Problem: Reproduce the lines of the material exactly, excluding every image.

(Stored items)
____

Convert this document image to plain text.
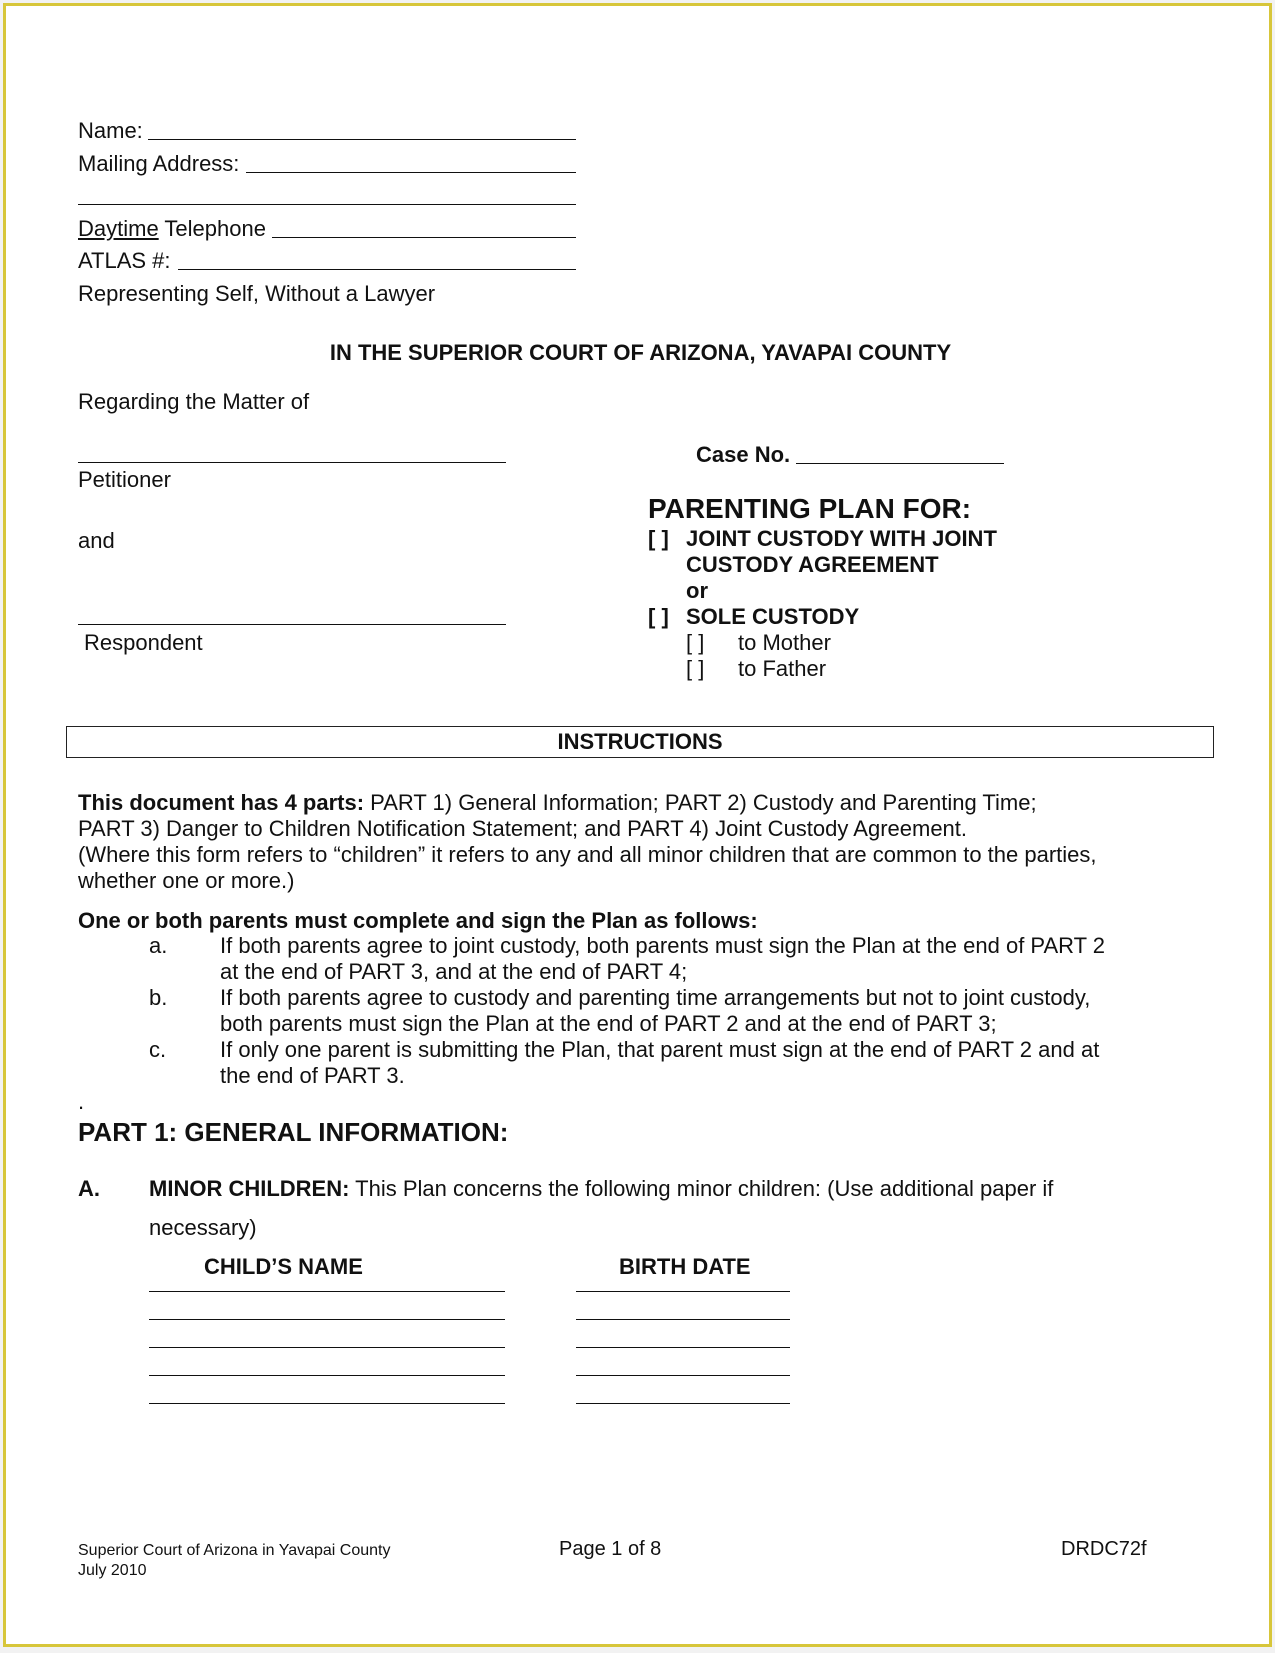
Name:
Mailing Address:
Daytime Telephone
ATLAS #:
Representing Self, Without a Lawyer
IN THE SUPERIOR COURT OF ARIZONA, YAVAPAI COUNTY
Regarding the Matter of
Petitioner
and
Respondent
Case No.
PARENTING PLAN FOR:
[ ] JOINT CUSTODY WITH JOINT
CUSTODY AGREEMENT
or
[ ] SOLE CUSTODY
[ ] to Mother
[ ] to Father
INSTRUCTIONS
This document has 4 parts: PART 1) General Information; PART 2) Custody and Parenting Time;
PART 3) Danger to Children Notification Statement; and PART 4) Joint Custody Agreement.
(Where this form refers to “children” it refers to any and all minor children that are common to the parties,
whether one or more.)
One or both parents must complete and sign the Plan as follows:
a. If both parents agree to joint custody, both parents must sign the Plan at the end of PART 2
at the end of PART 3, and at the end of PART 4;
b. If both parents agree to custody and parenting time arrangements but not to joint custody,
both parents must sign the Plan at the end of PART 2 and at the end of PART 3;
c. If only one parent is submitting the Plan, that parent must sign at the end of PART 2 and at
the end of PART 3.
.
PART 1: GENERAL INFORMATION:
A. MINOR CHILDREN: This Plan concerns the following minor children: (Use additional paper if
necessary)
CHILD’S NAME	BIRTH DATE
Superior Court of Arizona in Yavapai County
July 2010
Page 1 of 8	DRDC72f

____

Exercise response:
Convert this document image to plain text.
Name:
Mailing Address:
Daytime Telephone
ATLAS #:
Representing Self, Without a Lawyer
IN THE SUPERIOR COURT OF ARIZONA, YAVAPAI COUNTY
Regarding the Matter of
Petitioner
and
Respondent
Case No.
PARENTING PLAN FOR:
[ ] JOINT CUSTODY WITH JOINT
CUSTODY AGREEMENT
or
[ ] SOLE CUSTODY
[ ] to Mother
[ ] to Father
INSTRUCTIONS
This document has 4 parts: PART 1) General Information; PART 2) Custody and Parenting Time;
PART 3) Danger to Children Notification Statement; and PART 4) Joint Custody Agreement.
(Where this form refers to “children” it refers to any and all minor children that are common to the parties,
whether one or more.)
One or both parents must complete and sign the Plan as follows:
a. If both parents agree to joint custody, both parents must sign the Plan at the end of PART 2
at the end of PART 3, and at the end of PART 4;
b. If both parents agree to custody and parenting time arrangements but not to joint custody,
both parents must sign the Plan at the end of PART 2 and at the end of PART 3;
c. If only one parent is submitting the Plan, that parent must sign at the end of PART 2 and at
the end of PART 3.
.
PART 1: GENERAL INFORMATION:
A. MINOR CHILDREN: This Plan concerns the following minor children: (Use additional paper if
necessary)
CHILD’S NAME	BIRTH DATE
Superior Court of Arizona in Yavapai County
July 2010
Page 1 of 8	DRDC72f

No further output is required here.